## WORK TO DO
Copy each line of the material below that includes the string "режим".

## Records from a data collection
-- Start --
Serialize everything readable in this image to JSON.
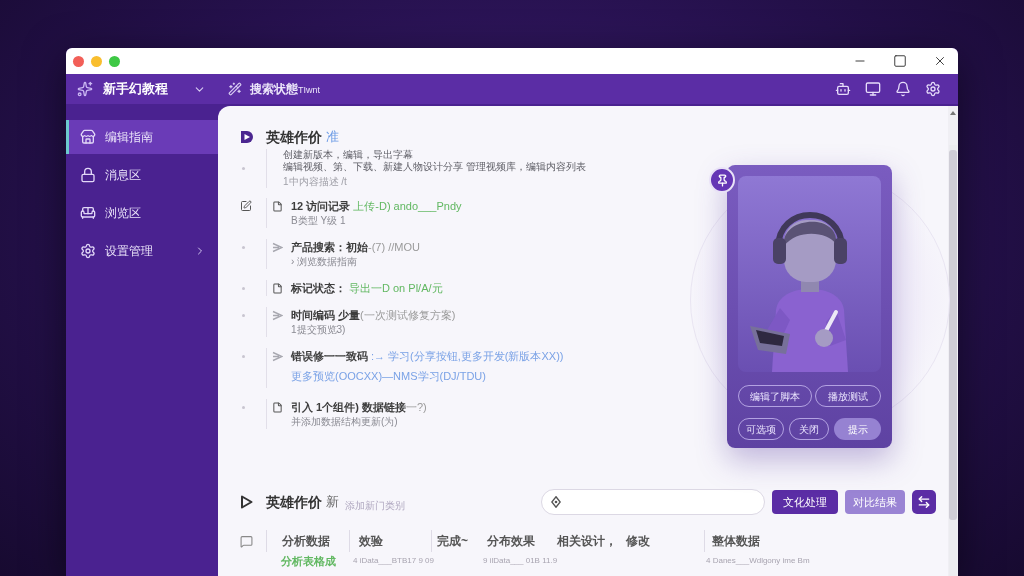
{
  "header": {
    "app_name": "新手幻教程",
    "breadcrumb": "搜索状態",
    "breadcrumb_suffix": "TIwnt"
  },
  "sidebar": {
    "items": [
      {
        "label": "编辑指南",
        "selected": true,
        "kind": "link"
      },
      {
        "label": "消息区",
        "selected": false,
        "kind": "link"
      },
      {
        "label": "浏览区",
        "selected": false,
        "kind": "link"
      },
      {
        "label": "设置管理",
        "selected": false,
        "kind": "group"
      }
    ]
  },
  "intro": {
    "title": "英雄作价",
    "tag": "准",
    "lines": [
      "创建新版本，编辑，导出字幕",
      "编辑视频、第、下载、新建人物设计分享 管理视频库，编辑内容列表",
      "1中内容描述 /t"
    ]
  },
  "entries": [
    {
      "kind": "doc",
      "current": true,
      "title": "12 访问记录",
      "highlight": "上传-D) ando___Pndy",
      "color": "#62b862",
      "note": {
        "text": "B类型 Y级 1"
      }
    },
    {
      "kind": "step",
      "current": false,
      "title": "产品搜索：初始",
      "suffix": "-(7) //MOU",
      "note": {
        "text": "› 浏览数据指南"
      }
    },
    {
      "kind": "doc",
      "current": false,
      "title": "标记状态：",
      "highlight": "导出一D on Pl/A/元",
      "color": "#62b862"
    },
    {
      "kind": "step",
      "current": false,
      "title": "时间编码 少量",
      "suffix": "(一次测试修复方案)",
      "note": {
        "text": "1提交预览3)"
      }
    },
    {
      "kind": "step",
      "current": false,
      "title": "错误修一一致码",
      "highlight": ":→ 学习(分享按钮,更多开发(新版本XX))",
      "color": "#7aa2e6",
      "note": {
        "text": "更多预览(OOCXX)—NMS学习(DJ/TDU)",
        "color": "#7aa2e6"
      }
    },
    {
      "kind": "doc",
      "current": false,
      "title": "引入 1个组件) 数据链接",
      "suffix": "一?)",
      "note": {
        "text": "并添加数据结构更新(为)"
      }
    }
  ],
  "card": {
    "chips": [
      {
        "label": "编辑了脚本",
        "selected": false
      },
      {
        "label": "播放测试",
        "selected": false
      },
      {
        "label": "可选项",
        "selected": false
      },
      {
        "label": "关闭",
        "selected": false
      },
      {
        "label": "提示",
        "selected": true
      }
    ]
  },
  "section": {
    "title": "英雄作价",
    "tag": "新",
    "subtitle": "添加新门类别",
    "buttons": [
      {
        "label": "文化处理",
        "kind": "primary"
      },
      {
        "label": "对比结果",
        "kind": "secondary"
      }
    ]
  },
  "table": {
    "columns": [
      "分析数据",
      "效验",
      "完成~",
      "分布效果",
      "相关设计，",
      "修改",
      "整体数据"
    ],
    "rows": [
      {
        "cells": [
          {
            "text": "分析表格成",
            "color": "#62b862"
          },
          {
            "text": "4 iData___BTB17 9 09"
          },
          {
            "text": ""
          },
          {
            "text": "9 ilData___ 01B 11.9"
          },
          {
            "text": ""
          },
          {
            "text": ""
          },
          {
            "text": "4 Danes___Wdlgony ime Bm"
          }
        ]
      }
    ]
  }
}
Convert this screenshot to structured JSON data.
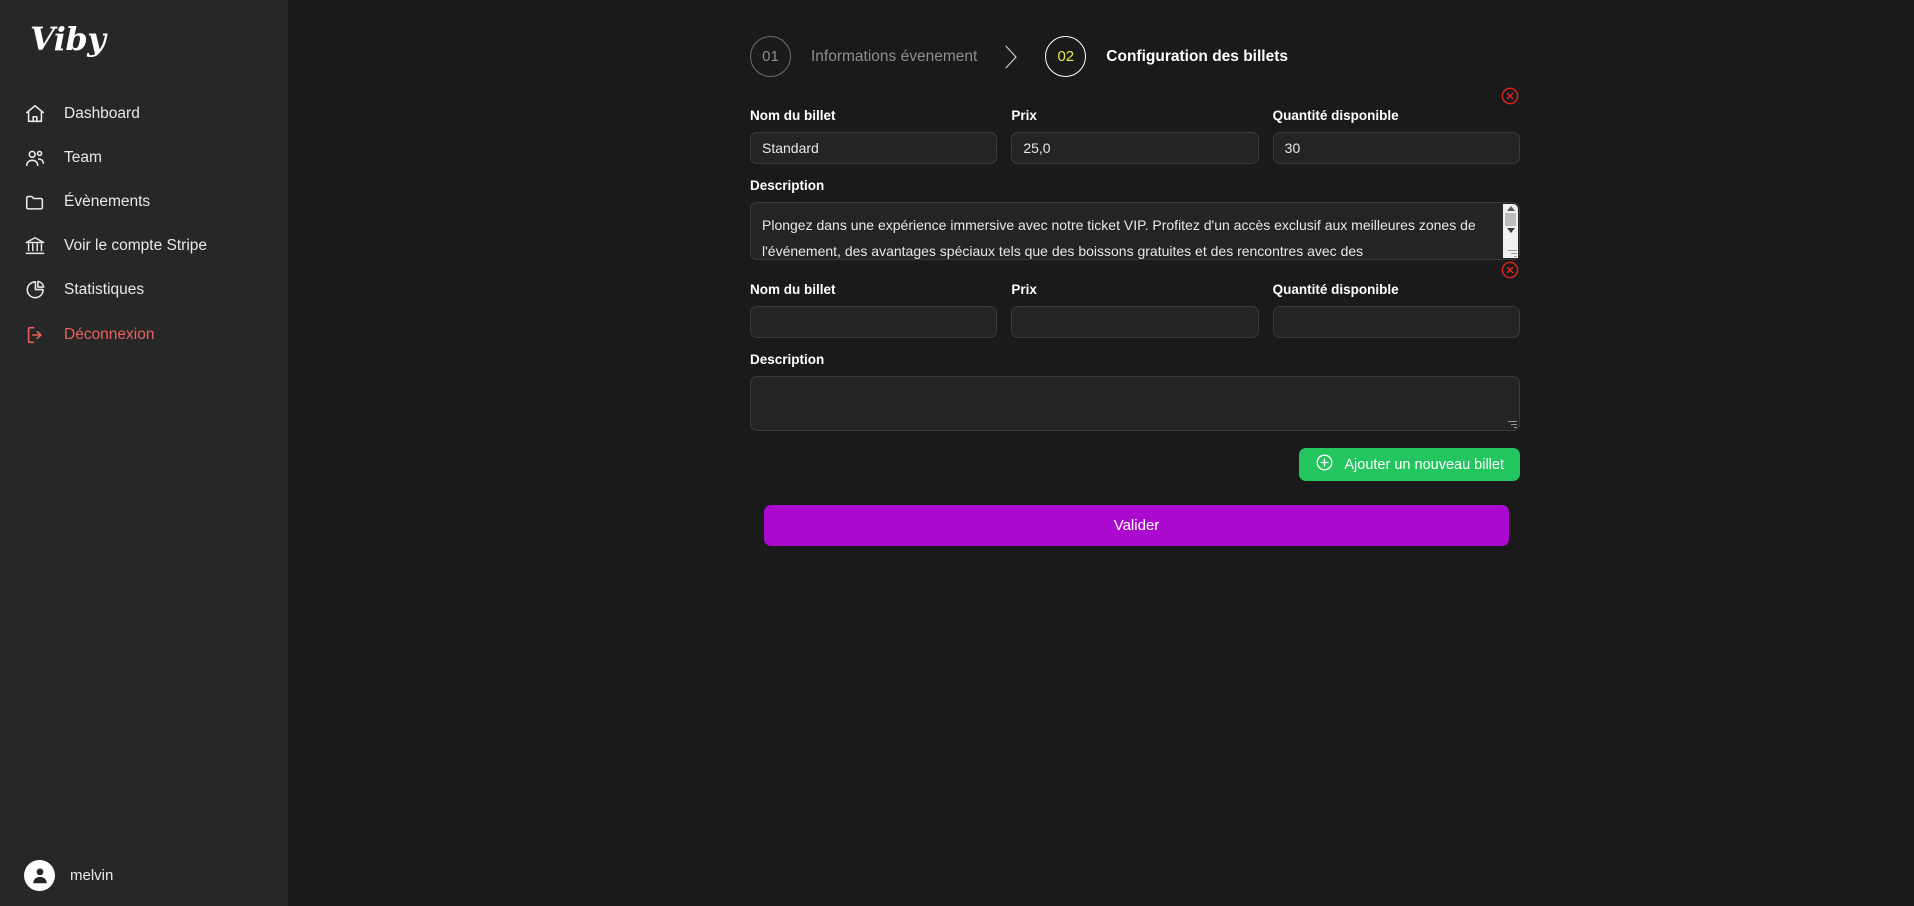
{
  "brand": {
    "logo_text": "Viby"
  },
  "sidebar": {
    "items": [
      {
        "label": "Dashboard",
        "icon": "home-icon"
      },
      {
        "label": "Team",
        "icon": "users-icon"
      },
      {
        "label": "Évènements",
        "icon": "folder-icon"
      },
      {
        "label": "Voir le compte Stripe",
        "icon": "bank-icon"
      },
      {
        "label": "Statistiques",
        "icon": "pie-chart-icon"
      },
      {
        "label": "Déconnexion",
        "icon": "logout-icon"
      }
    ],
    "profile": {
      "name": "melvin",
      "avatar_icon": "user-avatar-icon"
    }
  },
  "stepper": {
    "steps": [
      {
        "number": "01",
        "label": "Informations évenement",
        "active": false
      },
      {
        "number": "02",
        "label": "Configuration des billets",
        "active": true
      }
    ],
    "separator_icon": "chevron-right-icon"
  },
  "form": {
    "labels": {
      "name": "Nom du billet",
      "price": "Prix",
      "quantity": "Quantité disponible",
      "description": "Description"
    },
    "tickets": [
      {
        "name_value": "Standard",
        "price_value": "25,0",
        "quantity_value": "30",
        "description_value": "Plongez dans une expérience immersive avec notre ticket VIP. Profitez d'un accès exclusif aux meilleures zones de l'événement, des avantages spéciaux tels que des boissons gratuites et des rencontres avec des",
        "remove_icon": "remove-circle-icon"
      },
      {
        "name_value": "",
        "price_value": "",
        "quantity_value": "",
        "description_value": "",
        "remove_icon": "remove-circle-icon"
      }
    ],
    "placeholders": {
      "name": "",
      "price": "",
      "quantity": "",
      "description": ""
    },
    "add_button": {
      "label": "Ajouter un nouveau billet",
      "icon": "plus-circle-icon"
    },
    "validate_button": {
      "label": "Valider"
    }
  },
  "colors": {
    "page_bg": "#1a1a1a",
    "sidebar_bg": "#272727",
    "accent_green": "#22c55e",
    "accent_purple": "#ab09ce",
    "accent_yellow": "#e7ec4a",
    "accent_red": "#e8615f",
    "remove_red": "#e02424"
  }
}
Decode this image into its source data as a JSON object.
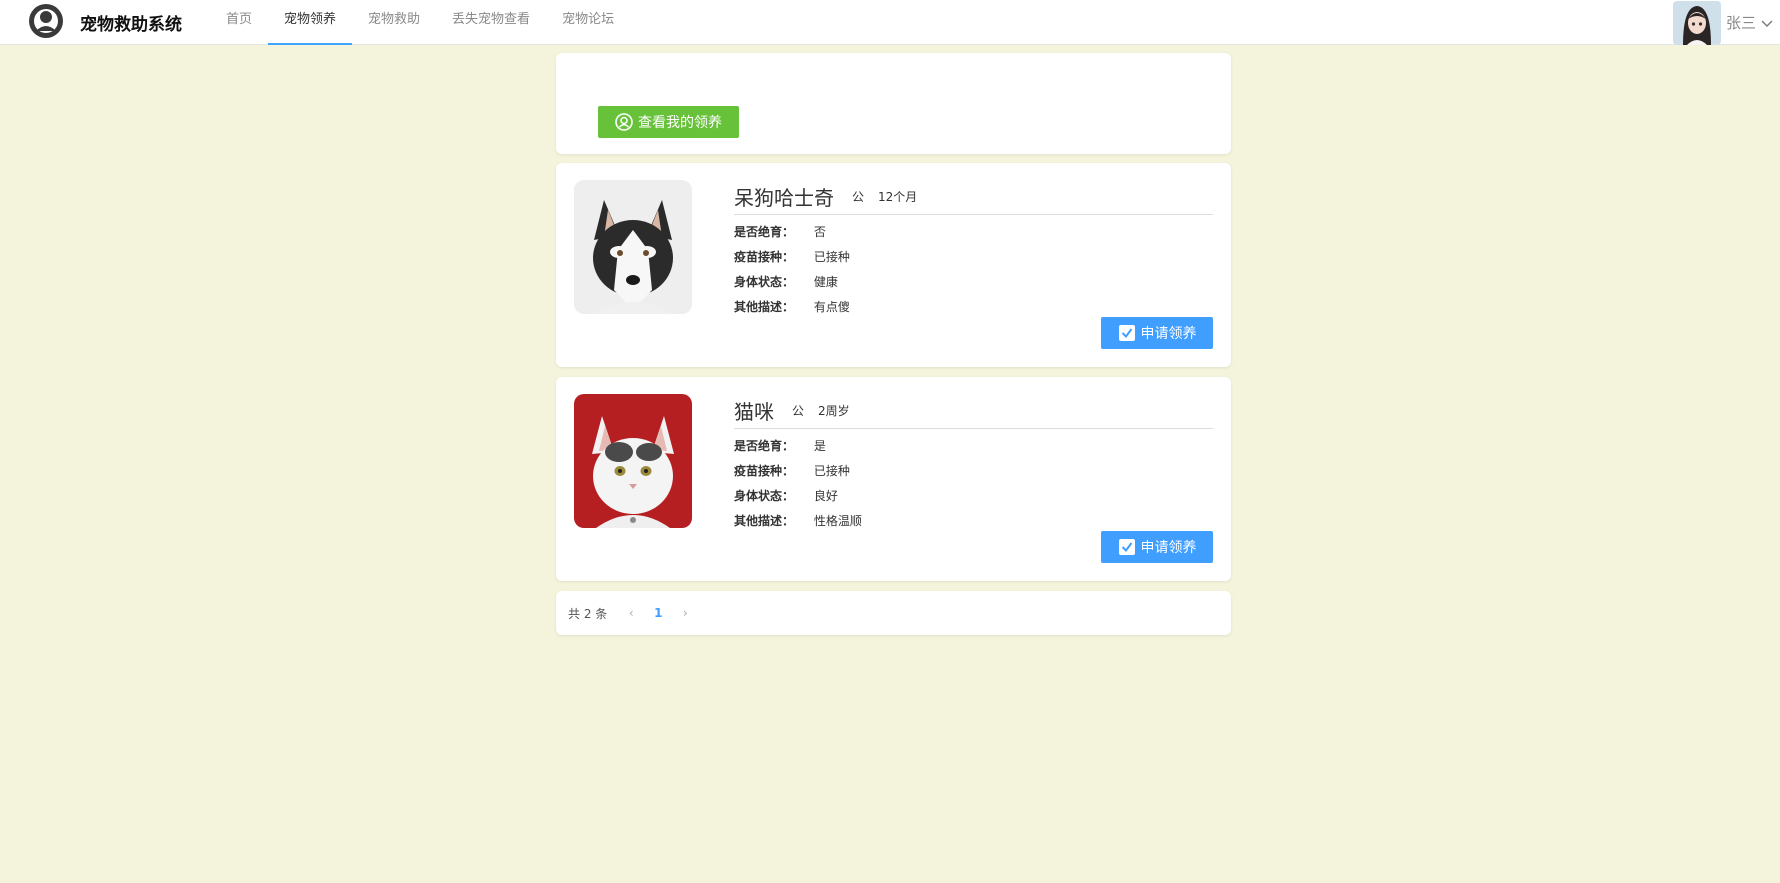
{
  "header": {
    "app_title": "宠物救助系统",
    "nav": [
      "首页",
      "宠物领养",
      "宠物救助",
      "丢失宠物查看",
      "宠物论坛"
    ],
    "active_nav": "宠物领养",
    "user_name": "张三"
  },
  "toolbar": {
    "my_adoption_label": "查看我的领养"
  },
  "pets": [
    {
      "name": "呆狗哈士奇",
      "gender": "公",
      "age": "12个月",
      "fields": [
        {
          "label": "是否绝育：",
          "value": "否"
        },
        {
          "label": "疫苗接种：",
          "value": "已接种"
        },
        {
          "label": "身体状态：",
          "value": "健康"
        },
        {
          "label": "其他描述：",
          "value": "有点傻"
        }
      ],
      "action_label": "申请领养"
    },
    {
      "name": "猫咪",
      "gender": "公",
      "age": "2周岁",
      "fields": [
        {
          "label": "是否绝育：",
          "value": "是"
        },
        {
          "label": "疫苗接种：",
          "value": "已接种"
        },
        {
          "label": "身体状态：",
          "value": "良好"
        },
        {
          "label": "其他描述：",
          "value": "性格温顺"
        }
      ],
      "action_label": "申请领养"
    }
  ],
  "pagination": {
    "total_text": "共 2 条",
    "prev": "‹",
    "current_page": "1",
    "next": "›"
  },
  "colors": {
    "page_bg": "#f4f4dc",
    "green_button": "#67c23a",
    "blue_button": "#409eff",
    "active_tab_underline": "#3ea6ff"
  }
}
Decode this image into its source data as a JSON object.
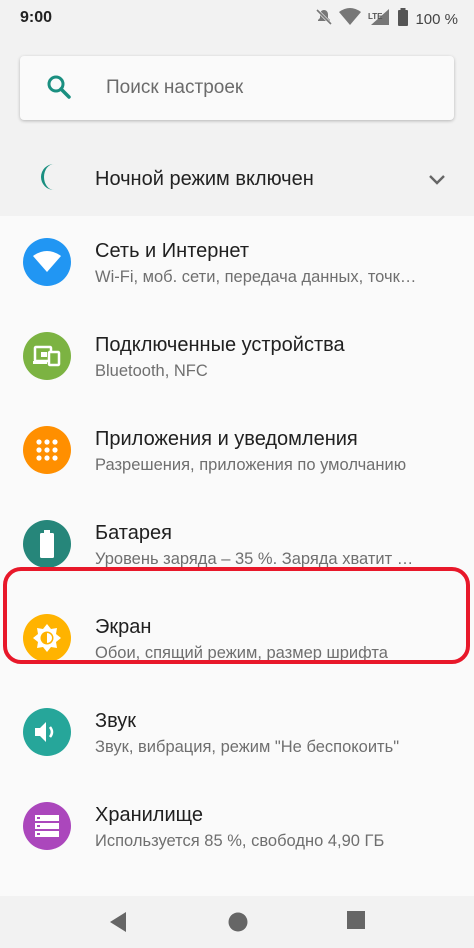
{
  "status_bar": {
    "time": "9:00",
    "battery": "100 %",
    "icons": [
      "mute-icon",
      "wifi-icon",
      "lte-signal-icon",
      "battery-icon"
    ]
  },
  "search": {
    "placeholder": "Поиск настроек"
  },
  "night_mode": {
    "label": "Ночной режим включен"
  },
  "settings": {
    "items": [
      {
        "title": "Сеть и Интернет",
        "subtitle": "Wi-Fi, моб. сети, передача данных, точк…",
        "icon": "wifi-icon",
        "color": "#2196f3"
      },
      {
        "title": "Подключенные устройства",
        "subtitle": "Bluetooth, NFC",
        "icon": "devices-icon",
        "color": "#7cb342"
      },
      {
        "title": "Приложения и уведомления",
        "subtitle": "Разрешения, приложения по умолчанию",
        "icon": "apps-icon",
        "color": "#ff8f00"
      },
      {
        "title": "Батарея",
        "subtitle": "Уровень заряда – 35 %. Заряда хватит …",
        "icon": "battery-icon",
        "color": "#26867a"
      },
      {
        "title": "Экран",
        "subtitle": "Обои, спящий режим, размер шрифта",
        "icon": "brightness-icon",
        "color": "#ffb300"
      },
      {
        "title": "Звук",
        "subtitle": "Звук, вибрация, режим \"Не беспокоить\"",
        "icon": "volume-icon",
        "color": "#26a69a"
      },
      {
        "title": "Хранилище",
        "subtitle": "Используется 85 %, свободно 4,90 ГБ",
        "icon": "storage-icon",
        "color": "#ab47bc"
      }
    ]
  },
  "highlight_color": "#e8182a"
}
-- End --
## WORKED ANSWER
    "label": "Ночной режим включен"
        "subtitle": "Обои, спящий режим, размер шрифта",
        "subtitle": "Звук, вибрация, режим \"Не беспокоить\"",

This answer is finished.